■ Exercise directions
Write out all records as given; omit images.

■ Provided material
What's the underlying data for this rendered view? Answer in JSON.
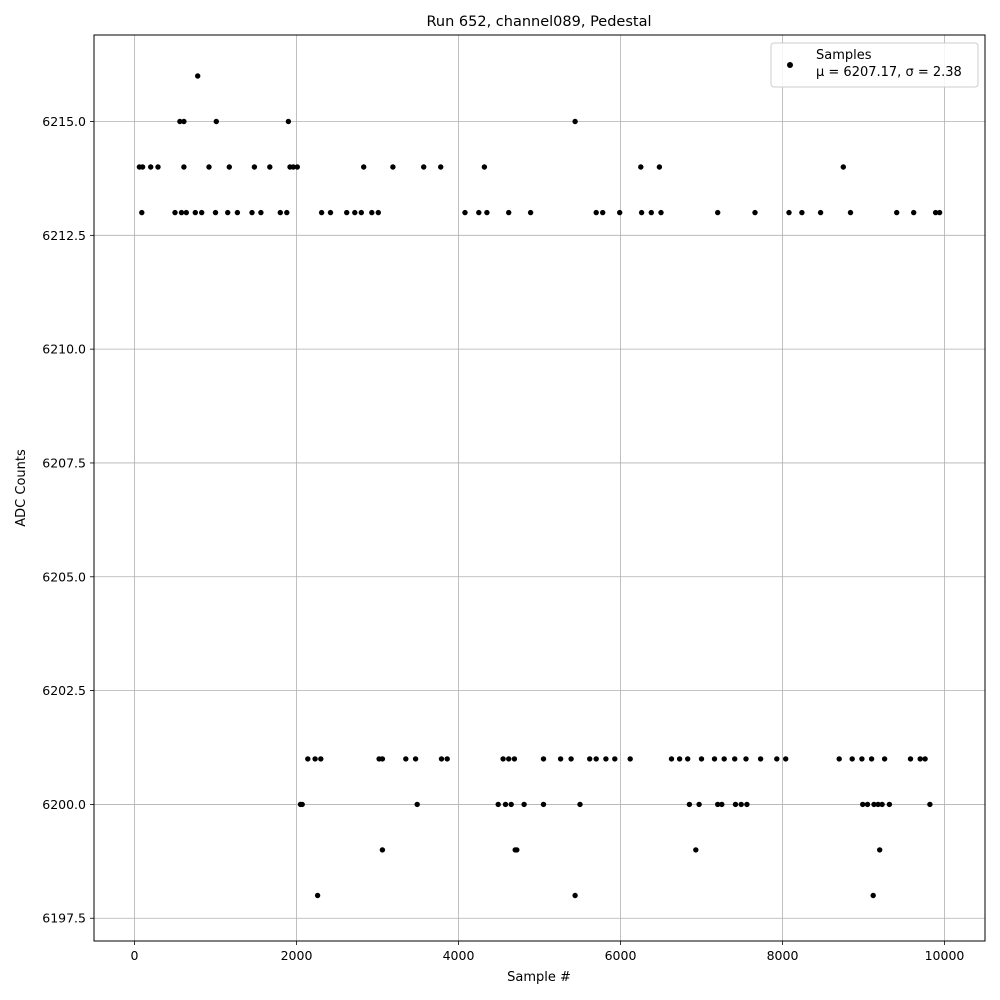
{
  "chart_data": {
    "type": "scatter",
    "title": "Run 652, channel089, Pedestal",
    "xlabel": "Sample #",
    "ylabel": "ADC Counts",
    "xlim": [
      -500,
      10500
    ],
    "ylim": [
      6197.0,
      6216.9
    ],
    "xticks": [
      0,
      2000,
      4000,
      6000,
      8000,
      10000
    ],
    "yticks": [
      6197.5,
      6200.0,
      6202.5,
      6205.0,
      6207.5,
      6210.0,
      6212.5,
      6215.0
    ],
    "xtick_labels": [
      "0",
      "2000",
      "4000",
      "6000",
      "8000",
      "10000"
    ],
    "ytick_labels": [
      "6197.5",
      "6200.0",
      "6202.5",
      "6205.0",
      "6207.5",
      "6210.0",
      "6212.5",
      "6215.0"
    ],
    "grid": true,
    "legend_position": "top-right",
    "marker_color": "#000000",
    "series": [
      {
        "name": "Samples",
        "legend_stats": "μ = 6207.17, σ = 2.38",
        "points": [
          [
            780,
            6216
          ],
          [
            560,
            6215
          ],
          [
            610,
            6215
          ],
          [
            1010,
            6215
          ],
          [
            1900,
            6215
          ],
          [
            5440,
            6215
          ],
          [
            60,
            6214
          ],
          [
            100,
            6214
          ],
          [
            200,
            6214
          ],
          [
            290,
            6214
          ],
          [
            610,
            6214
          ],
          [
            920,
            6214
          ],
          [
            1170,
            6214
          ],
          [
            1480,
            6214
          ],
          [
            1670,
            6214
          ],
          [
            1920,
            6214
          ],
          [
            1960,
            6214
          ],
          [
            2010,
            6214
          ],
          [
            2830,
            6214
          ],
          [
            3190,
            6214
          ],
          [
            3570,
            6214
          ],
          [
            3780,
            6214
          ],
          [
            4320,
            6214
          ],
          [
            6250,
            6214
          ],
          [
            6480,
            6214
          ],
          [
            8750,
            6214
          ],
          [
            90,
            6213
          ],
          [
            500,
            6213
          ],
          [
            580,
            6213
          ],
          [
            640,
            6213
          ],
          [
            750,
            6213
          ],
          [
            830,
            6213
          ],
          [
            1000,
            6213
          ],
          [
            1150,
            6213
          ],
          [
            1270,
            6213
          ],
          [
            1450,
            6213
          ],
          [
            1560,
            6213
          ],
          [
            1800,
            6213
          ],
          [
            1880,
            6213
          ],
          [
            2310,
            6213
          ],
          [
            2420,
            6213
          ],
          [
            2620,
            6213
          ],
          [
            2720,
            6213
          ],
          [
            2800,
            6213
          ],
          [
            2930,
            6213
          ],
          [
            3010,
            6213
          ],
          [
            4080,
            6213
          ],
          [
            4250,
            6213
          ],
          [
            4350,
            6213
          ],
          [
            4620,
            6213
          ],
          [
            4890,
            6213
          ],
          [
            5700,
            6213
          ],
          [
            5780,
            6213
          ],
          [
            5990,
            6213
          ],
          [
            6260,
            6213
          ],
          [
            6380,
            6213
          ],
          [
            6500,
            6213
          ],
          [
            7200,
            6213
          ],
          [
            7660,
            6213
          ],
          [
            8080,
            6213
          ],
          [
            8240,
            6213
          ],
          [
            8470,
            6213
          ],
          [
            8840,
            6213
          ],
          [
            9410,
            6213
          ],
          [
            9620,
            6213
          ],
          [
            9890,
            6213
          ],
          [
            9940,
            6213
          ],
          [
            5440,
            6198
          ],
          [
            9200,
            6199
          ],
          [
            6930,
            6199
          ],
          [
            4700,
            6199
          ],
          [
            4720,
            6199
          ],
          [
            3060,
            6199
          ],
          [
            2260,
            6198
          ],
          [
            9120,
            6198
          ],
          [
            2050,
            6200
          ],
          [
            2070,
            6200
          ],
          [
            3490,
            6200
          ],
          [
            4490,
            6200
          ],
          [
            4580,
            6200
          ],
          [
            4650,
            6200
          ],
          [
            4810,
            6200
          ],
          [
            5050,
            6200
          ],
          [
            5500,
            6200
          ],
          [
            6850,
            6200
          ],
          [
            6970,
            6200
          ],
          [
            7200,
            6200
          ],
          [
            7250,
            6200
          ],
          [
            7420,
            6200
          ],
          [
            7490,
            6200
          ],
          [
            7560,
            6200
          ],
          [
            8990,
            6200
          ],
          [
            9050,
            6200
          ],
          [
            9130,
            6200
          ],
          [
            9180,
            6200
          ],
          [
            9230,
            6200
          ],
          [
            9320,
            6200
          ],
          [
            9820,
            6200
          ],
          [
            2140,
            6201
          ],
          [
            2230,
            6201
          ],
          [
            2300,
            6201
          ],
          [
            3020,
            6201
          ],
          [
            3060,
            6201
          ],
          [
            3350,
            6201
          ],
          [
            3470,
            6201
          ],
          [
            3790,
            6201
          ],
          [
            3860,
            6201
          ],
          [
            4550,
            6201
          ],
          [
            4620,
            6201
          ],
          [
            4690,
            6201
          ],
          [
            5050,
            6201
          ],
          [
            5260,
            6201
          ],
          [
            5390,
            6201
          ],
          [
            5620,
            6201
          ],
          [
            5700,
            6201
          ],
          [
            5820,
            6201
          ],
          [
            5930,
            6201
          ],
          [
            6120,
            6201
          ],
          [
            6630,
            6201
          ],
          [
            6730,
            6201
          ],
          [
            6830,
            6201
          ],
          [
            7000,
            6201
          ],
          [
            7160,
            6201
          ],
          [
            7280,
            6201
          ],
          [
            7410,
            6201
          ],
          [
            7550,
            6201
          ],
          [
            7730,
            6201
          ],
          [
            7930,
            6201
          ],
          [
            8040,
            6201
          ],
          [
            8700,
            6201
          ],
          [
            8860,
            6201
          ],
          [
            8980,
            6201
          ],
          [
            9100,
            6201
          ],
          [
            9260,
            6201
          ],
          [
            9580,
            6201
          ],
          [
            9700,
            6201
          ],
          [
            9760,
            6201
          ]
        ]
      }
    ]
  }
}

■ Result of the task
What's the underlying data for this rendered view? Answer in JSON.
{
  "chart_data": {
    "type": "scatter",
    "title": "Run 652, channel089, Pedestal",
    "xlabel": "Sample #",
    "ylabel": "ADC Counts",
    "xlim": [
      -500,
      10500
    ],
    "ylim": [
      6197.0,
      6216.9
    ],
    "xticks": [
      0,
      2000,
      4000,
      6000,
      8000,
      10000
    ],
    "yticks": [
      6197.5,
      6200.0,
      6202.5,
      6205.0,
      6207.5,
      6210.0,
      6212.5,
      6215.0
    ],
    "xtick_labels": [
      "0",
      "2000",
      "4000",
      "6000",
      "8000",
      "10000"
    ],
    "ytick_labels": [
      "6197.5",
      "6200.0",
      "6202.5",
      "6205.0",
      "6207.5",
      "6210.0",
      "6212.5",
      "6215.0"
    ],
    "grid": true,
    "legend_position": "top-right",
    "marker_color": "#000000",
    "series": [
      {
        "name": "Samples",
        "legend_stats": "μ = 6207.17, σ = 2.38",
        "points": [
          [
            780,
            6216
          ],
          [
            560,
            6215
          ],
          [
            610,
            6215
          ],
          [
            1010,
            6215
          ],
          [
            1900,
            6215
          ],
          [
            5440,
            6215
          ],
          [
            60,
            6214
          ],
          [
            100,
            6214
          ],
          [
            200,
            6214
          ],
          [
            290,
            6214
          ],
          [
            610,
            6214
          ],
          [
            920,
            6214
          ],
          [
            1170,
            6214
          ],
          [
            1480,
            6214
          ],
          [
            1670,
            6214
          ],
          [
            1920,
            6214
          ],
          [
            1960,
            6214
          ],
          [
            2010,
            6214
          ],
          [
            2830,
            6214
          ],
          [
            3190,
            6214
          ],
          [
            3570,
            6214
          ],
          [
            3780,
            6214
          ],
          [
            4320,
            6214
          ],
          [
            6250,
            6214
          ],
          [
            6480,
            6214
          ],
          [
            8750,
            6214
          ],
          [
            90,
            6213
          ],
          [
            500,
            6213
          ],
          [
            580,
            6213
          ],
          [
            640,
            6213
          ],
          [
            750,
            6213
          ],
          [
            830,
            6213
          ],
          [
            1000,
            6213
          ],
          [
            1150,
            6213
          ],
          [
            1270,
            6213
          ],
          [
            1450,
            6213
          ],
          [
            1560,
            6213
          ],
          [
            1800,
            6213
          ],
          [
            1880,
            6213
          ],
          [
            2310,
            6213
          ],
          [
            2420,
            6213
          ],
          [
            2620,
            6213
          ],
          [
            2720,
            6213
          ],
          [
            2800,
            6213
          ],
          [
            2930,
            6213
          ],
          [
            3010,
            6213
          ],
          [
            4080,
            6213
          ],
          [
            4250,
            6213
          ],
          [
            4350,
            6213
          ],
          [
            4620,
            6213
          ],
          [
            4890,
            6213
          ],
          [
            5700,
            6213
          ],
          [
            5780,
            6213
          ],
          [
            5990,
            6213
          ],
          [
            6260,
            6213
          ],
          [
            6380,
            6213
          ],
          [
            6500,
            6213
          ],
          [
            7200,
            6213
          ],
          [
            7660,
            6213
          ],
          [
            8080,
            6213
          ],
          [
            8240,
            6213
          ],
          [
            8470,
            6213
          ],
          [
            8840,
            6213
          ],
          [
            9410,
            6213
          ],
          [
            9620,
            6213
          ],
          [
            9890,
            6213
          ],
          [
            9940,
            6213
          ],
          [
            5440,
            6198
          ],
          [
            9200,
            6199
          ],
          [
            6930,
            6199
          ],
          [
            4700,
            6199
          ],
          [
            4720,
            6199
          ],
          [
            3060,
            6199
          ],
          [
            2260,
            6198
          ],
          [
            9120,
            6198
          ],
          [
            2050,
            6200
          ],
          [
            2070,
            6200
          ],
          [
            3490,
            6200
          ],
          [
            4490,
            6200
          ],
          [
            4580,
            6200
          ],
          [
            4650,
            6200
          ],
          [
            4810,
            6200
          ],
          [
            5050,
            6200
          ],
          [
            5500,
            6200
          ],
          [
            6850,
            6200
          ],
          [
            6970,
            6200
          ],
          [
            7200,
            6200
          ],
          [
            7250,
            6200
          ],
          [
            7420,
            6200
          ],
          [
            7490,
            6200
          ],
          [
            7560,
            6200
          ],
          [
            8990,
            6200
          ],
          [
            9050,
            6200
          ],
          [
            9130,
            6200
          ],
          [
            9180,
            6200
          ],
          [
            9230,
            6200
          ],
          [
            9320,
            6200
          ],
          [
            9820,
            6200
          ],
          [
            2140,
            6201
          ],
          [
            2230,
            6201
          ],
          [
            2300,
            6201
          ],
          [
            3020,
            6201
          ],
          [
            3060,
            6201
          ],
          [
            3350,
            6201
          ],
          [
            3470,
            6201
          ],
          [
            3790,
            6201
          ],
          [
            3860,
            6201
          ],
          [
            4550,
            6201
          ],
          [
            4620,
            6201
          ],
          [
            4690,
            6201
          ],
          [
            5050,
            6201
          ],
          [
            5260,
            6201
          ],
          [
            5390,
            6201
          ],
          [
            5620,
            6201
          ],
          [
            5700,
            6201
          ],
          [
            5820,
            6201
          ],
          [
            5930,
            6201
          ],
          [
            6120,
            6201
          ],
          [
            6630,
            6201
          ],
          [
            6730,
            6201
          ],
          [
            6830,
            6201
          ],
          [
            7000,
            6201
          ],
          [
            7160,
            6201
          ],
          [
            7280,
            6201
          ],
          [
            7410,
            6201
          ],
          [
            7550,
            6201
          ],
          [
            7730,
            6201
          ],
          [
            7930,
            6201
          ],
          [
            8040,
            6201
          ],
          [
            8700,
            6201
          ],
          [
            8860,
            6201
          ],
          [
            8980,
            6201
          ],
          [
            9100,
            6201
          ],
          [
            9260,
            6201
          ],
          [
            9580,
            6201
          ],
          [
            9700,
            6201
          ],
          [
            9760,
            6201
          ]
        ]
      }
    ]
  }
}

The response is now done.